### Provided records
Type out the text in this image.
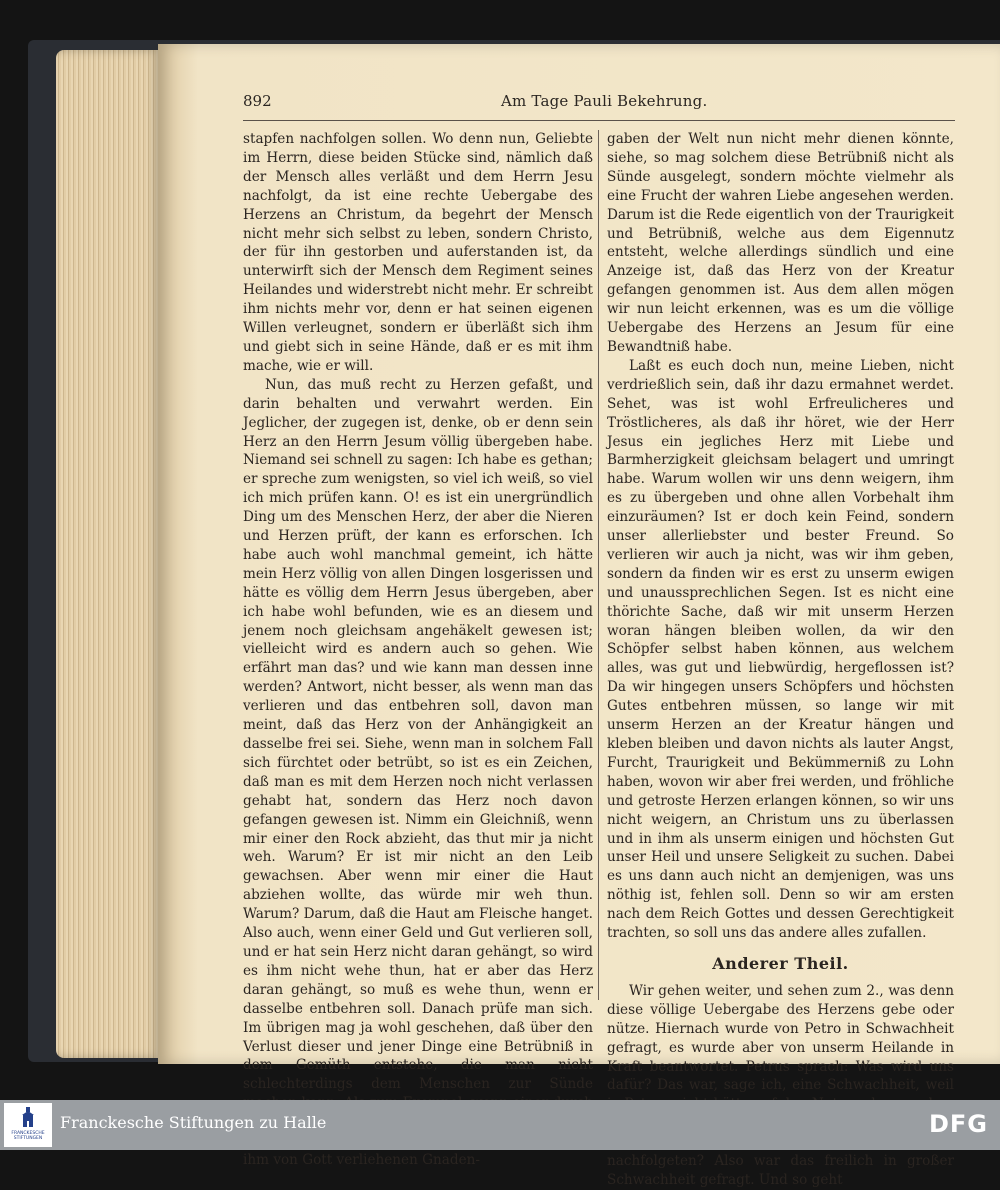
892	Am Tage Pauli Bekehrung.

stapfen nachfolgen sollen. Wo denn nun, Geliebte im Herrn, diese beiden Stücke sind, nämlich daß der Mensch alles verläßt und dem Herrn Jesu nachfolgt, da ist eine rechte Uebergabe des Herzens an Christum, da begehrt der Mensch nicht mehr sich selbst zu leben, sondern Christo, der für ihn gestorben und auferstanden ist, da unterwirft sich der Mensch dem Regiment seines Heilandes und widerstrebt nicht mehr. Er schreibt ihm nichts mehr vor, denn er hat seinen eigenen Willen verleugnet, sondern er überläßt sich ihm und giebt sich in seine Hände, daß er es mit ihm mache, wie er will.

Nun, das muß recht zu Herzen gefaßt, und darin behalten und verwahrt werden. Ein Jeglicher, der zugegen ist, denke, ob er denn sein Herz an den Herrn Jesum völlig übergeben habe. Niemand sei schnell zu sagen: Ich habe es gethan; er spreche zum wenigsten, so viel ich weiß, so viel ich mich prüfen kann. O! es ist ein unergründlich Ding um des Menschen Herz, der aber die Nieren und Herzen prüft, der kann es erforschen. Ich habe auch wohl manchmal gemeint, ich hätte mein Herz völlig von allen Dingen losgerissen und hätte es völlig dem Herrn Jesus übergeben, aber ich habe wohl befunden, wie es an diesem und jenem noch gleichsam angehäkelt gewesen ist; vielleicht wird es andern auch so gehen. Wie erfährt man das? und wie kann man dessen inne werden? Antwort, nicht besser, als wenn man das verlieren und das entbehren soll, davon man meint, daß das Herz von der Anhängigkeit an dasselbe frei sei. Siehe, wenn man in solchem Fall sich fürchtet oder betrübt, so ist es ein Zeichen, daß man es mit dem Herzen noch nicht verlassen gehabt hat, sondern das Herz noch davon gefangen gewesen ist. Nimm ein Gleichniß, wenn mir einer den Rock abzieht, das thut mir ja nicht weh. Warum? Er ist mir nicht an den Leib gewachsen. Aber wenn mir einer die Haut abziehen wollte, das würde mir weh thun. Warum? Darum, daß die Haut am Fleische hanget. Also auch, wenn einer Geld und Gut verlieren soll, und er hat sein Herz nicht daran gehängt, so wird es ihm nicht wehe thun, hat er aber das Herz daran gehängt, so muß es wehe thun, wenn er dasselbe entbehren soll. Danach prüfe man sich. Im übrigen mag ja wohl geschehen, daß über den Verlust dieser und jener Dinge eine Betrübniß in dem Gemüth entstehe, die man nicht schlechterdings dem Menschen zur Sünde ihm von Gott verliehenen Gnaden-

gaben der Welt nun nicht mehr dienen könnte, siehe, so mag solchem diese Betrübniß nicht als Sünde ausgelegt, sondern möchte vielmehr als eine Frucht der wahren Liebe angesehen werden. Darum ist die Rede eigentlich von der Traurigkeit und Betrübniß, welche aus dem Eigennutz entsteht, welche allerdings sündlich und eine Anzeige ist, daß das Herz von der Kreatur gefangen genommen ist. Aus dem allen mögen wir nun leicht erkennen, was es um die völlige Uebergabe des Herzens an Jesum für eine Bewandtniß habe.

Laßt es euch doch nun, meine Lieben, nicht verdrießlich sein, daß ihr dazu ermahnet werdet. Sehet, was ist wohl Erfreulicheres und Tröstlicheres, als daß ihr höret, wie der Herr Jesus ein jegliches Herz mit Liebe und Barmherzigkeit gleichsam belagert und umringt habe. Warum wollen wir uns denn weigern, ihm es zu übergeben und ohne allen Vorbehalt ihm einzuräumen? Ist er doch kein Feind, sondern unser allerliebster und bester Freund. So verlieren wir auch ja nicht, was wir ihm geben, sondern da finden wir es erst zu unserm ewigen und unaussprechlichen Segen. Ist es nicht eine thörichte Sache, daß wir mit unserm Herzen woran hängen bleiben wollen, da wir den Schöpfer selbst haben können, aus welchem alles, was gut und liebwürdig, hergeflossen ist? Da wir hingegen unsers Schöpfers und höchsten Gutes entbehren müssen, so lange wir mit unserm Herzen an der Kreatur hängen und kleben bleiben und davon nichts als lauter Angst, Furcht, Traurigkeit und Bekümmerniß zu Lohn haben, wovon wir aber frei werden, und fröhliche und getroste Herzen erlangen können, so wir uns nicht weigern, an Christum uns zu überlassen und in ihm als unserm einigen und höchsten Gut unser Heil und unsere Seligkeit zu suchen. Dabei es uns dann auch nicht an demjenigen, was uns nöthig ist, fehlen soll. Denn so wir am ersten nach dem Reich Gottes und dessen Gerechtigkeit trachten, so soll uns das andere alles zufallen.

Anderer Theil.

Wir gehen weiter, und sehen zum 2., was denn diese völlige Uebergabe des Herzens gebe oder nütze. Hiernach wurde von Petro in Schwachheit gefragt, es wurde aber von unserm Heilande in Kraft beantwortet. Petrus sprach: Was wird uns dafür? Das war, sage ich, eine Schwachheit, weil nachfolgeten? Also war das freilich in großer Schwachheit gefragt. Und so geht

FRANCKESCHE
STIFTUNGEN
Franckesche Stiftungen zu Halle	DFG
######
** Required work **
Write out all the entries word for word, but drop the pictures.

** Solution for this problem **
Type out the text in this image.
892	Am Tage Pauli Bekehrung.

stapfen nachfolgen sollen. Wo denn nun, Geliebte im Herrn, diese beiden Stücke sind, nämlich daß der Mensch alles verläßt und dem Herrn Jesu nachfolgt, da ist eine rechte Uebergabe des Herzens an Christum, da begehrt der Mensch nicht mehr sich selbst zu leben, sondern Christo, der für ihn gestorben und auferstanden ist, da unterwirft sich der Mensch dem Regiment seines Heilandes und widerstrebt nicht mehr. Er schreibt ihm nichts mehr vor, denn er hat seinen eigenen Willen verleugnet, sondern er überläßt sich ihm und giebt sich in seine Hände, daß er es mit ihm mache, wie er will.

Nun, das muß recht zu Herzen gefaßt, und darin behalten und verwahrt werden. Ein Jeglicher, der zugegen ist, denke, ob er denn sein Herz an den Herrn Jesum völlig übergeben habe. Niemand sei schnell zu sagen: Ich habe es gethan; er spreche zum wenigsten, so viel ich weiß, so viel ich mich prüfen kann. O! es ist ein unergründlich Ding um des Menschen Herz, der aber die Nieren und Herzen prüft, der kann es erforschen. Ich habe auch wohl manchmal gemeint, ich hätte mein Herz völlig von allen Dingen losgerissen und hätte es völlig dem Herrn Jesus übergeben, aber ich habe wohl befunden, wie es an diesem und jenem noch gleichsam angehäkelt gewesen ist; vielleicht wird es andern auch so gehen. Wie erfährt man das? und wie kann man dessen inne werden? Antwort, nicht besser, als wenn man das verlieren und das entbehren soll, davon man meint, daß das Herz von der Anhängigkeit an dasselbe frei sei. Siehe, wenn man in solchem Fall sich fürchtet oder betrübt, so ist es ein Zeichen, daß man es mit dem Herzen noch nicht verlassen gehabt hat, sondern das Herz noch davon gefangen gewesen ist. Nimm ein Gleichniß, wenn mir einer den Rock abzieht, das thut mir ja nicht weh. Warum? Er ist mir nicht an den Leib gewachsen. Aber wenn mir einer die Haut abziehen wollte, das würde mir weh thun. Warum? Darum, daß die Haut am Fleische hanget. Also auch, wenn einer Geld und Gut verlieren soll, und er hat sein Herz nicht daran gehängt, so wird es ihm nicht wehe thun, hat er aber das Herz daran gehängt, so muß es wehe thun, wenn er dasselbe entbehren soll. Danach prüfe man sich. Im übrigen mag ja wohl geschehen, daß über den Verlust dieser und jener Dinge eine Betrübniß in dem Gemüth entstehe, die man nicht schlechterdings dem Menschen zur Sünde ihm von Gott verliehenen Gnaden-

gaben der Welt nun nicht mehr dienen könnte, siehe, so mag solchem diese Betrübniß nicht als Sünde ausgelegt, sondern möchte vielmehr als eine Frucht der wahren Liebe angesehen werden. Darum ist die Rede eigentlich von der Traurigkeit und Betrübniß, welche aus dem Eigennutz entsteht, welche allerdings sündlich und eine Anzeige ist, daß das Herz von der Kreatur gefangen genommen ist. Aus dem allen mögen wir nun leicht erkennen, was es um die völlige Uebergabe des Herzens an Jesum für eine Bewandtniß habe.

Laßt es euch doch nun, meine Lieben, nicht verdrießlich sein, daß ihr dazu ermahnet werdet. Sehet, was ist wohl Erfreulicheres und Tröstlicheres, als daß ihr höret, wie der Herr Jesus ein jegliches Herz mit Liebe und Barmherzigkeit gleichsam belagert und umringt habe. Warum wollen wir uns denn weigern, ihm es zu übergeben und ohne allen Vorbehalt ihm einzuräumen? Ist er doch kein Feind, sondern unser allerliebster und bester Freund. So verlieren wir auch ja nicht, was wir ihm geben, sondern da finden wir es erst zu unserm ewigen und unaussprechlichen Segen. Ist es nicht eine thörichte Sache, daß wir mit unserm Herzen woran hängen bleiben wollen, da wir den Schöpfer selbst haben können, aus welchem alles, was gut und liebwürdig, hergeflossen ist? Da wir hingegen unsers Schöpfers und höchsten Gutes entbehren müssen, so lange wir mit unserm Herzen an der Kreatur hängen und kleben bleiben und davon nichts als lauter Angst, Furcht, Traurigkeit und Bekümmerniß zu Lohn haben, wovon wir aber frei werden, und fröhliche und getroste Herzen erlangen können, so wir uns nicht weigern, an Christum uns zu überlassen und in ihm als unserm einigen und höchsten Gut unser Heil und unsere Seligkeit zu suchen. Dabei es uns dann auch nicht an demjenigen, was uns nöthig ist, fehlen soll. Denn so wir am ersten nach dem Reich Gottes und dessen Gerechtigkeit trachten, so soll uns das andere alles zufallen.

Anderer Theil.

Wir gehen weiter, und sehen zum 2., was denn diese völlige Uebergabe des Herzens gebe oder nütze. Hiernach wurde von Petro in Schwachheit gefragt, es wurde aber von unserm Heilande in Kraft beantwortet. Petrus sprach: Was wird uns dafür? Das war, sage ich, eine Schwachheit, weil nachfolgeten? Also war das freilich in großer Schwachheit gefragt. Und so geht

FRANCKESCHE
STIFTUNGEN
Franckesche Stiftungen zu Halle	DFG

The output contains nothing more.